▶ [THE PROBLEM]
Each record below is to be copied word for word, with pictures removed.

▶ [STORED RECORDS]

== == ==

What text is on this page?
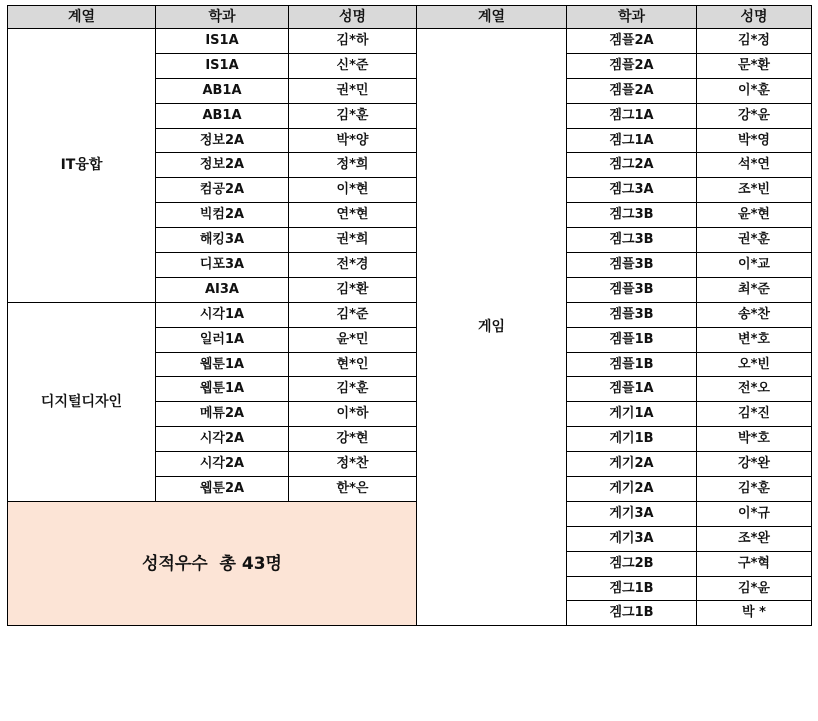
계열	학과	성명	계열	학과	성명
IT융합	IS1A	김*하	게임	겜플2A	김*정
	IS1A	신*준		겜플2A	문*환
	AB1A	권*민		겜플2A	이*훈
	AB1A	김*훈		겜그1A	강*윤
	정보2A	박*양		겜그1A	박*영
	정보2A	정*희		겜그2A	석*연
	컴공2A	이*현		겜그3A	조*빈
	빅컴2A	연*현		겜그3B	윤*현
	해킹3A	권*희		겜그3B	권*훈
	디포3A	전*경		겜플3B	이*교
	AI3A	김*환		겜플3B	최*준
디지털디자인	시각1A	김*준		겜플3B	송*찬
	일러1A	윤*민		겜플1B	변*호
	웹툰1A	현*인		겜플1B	오*빈
	웹툰1A	김*훈		겜플1A	전*오
	메튜2A	이*하		게기1A	김*진
	시각2A	강*현		게기1B	박*호
	시각2A	정*찬		게기2A	강*완
	웹툰2A	한*은		게기2A	김*훈
성적우수  총 43명				게기3A	이*규
				게기3A	조*완
				겜그2B	구*혁
				겜그1B	김*윤
				겜그1B	박 *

== == ==

▶ [CORRECT RESULT]
What text is on this page?
계열	학과	성명	계열	학과	성명
IT융합	IS1A	김*하	게임	겜플2A	김*정
	IS1A	신*준		겜플2A	문*환
	AB1A	권*민		겜플2A	이*훈
	AB1A	김*훈		겜그1A	강*윤
	정보2A	박*양		겜그1A	박*영
	정보2A	정*희		겜그2A	석*연
	컴공2A	이*현		겜그3A	조*빈
	빅컴2A	연*현		겜그3B	윤*현
	해킹3A	권*희		겜그3B	권*훈
	디포3A	전*경		겜플3B	이*교
	AI3A	김*환		겜플3B	최*준
디지털디자인	시각1A	김*준		겜플3B	송*찬
	일러1A	윤*민		겜플1B	변*호
	웹툰1A	현*인		겜플1B	오*빈
	웹툰1A	김*훈		겜플1A	전*오
	메튜2A	이*하		게기1A	김*진
	시각2A	강*현		게기1B	박*호
	시각2A	정*찬		게기2A	강*완
	웹툰2A	한*은		게기2A	김*훈
성적우수  총 43명				게기3A	이*규
				게기3A	조*완
				겜그2B	구*혁
				겜그1B	김*윤
				겜그1B	박 *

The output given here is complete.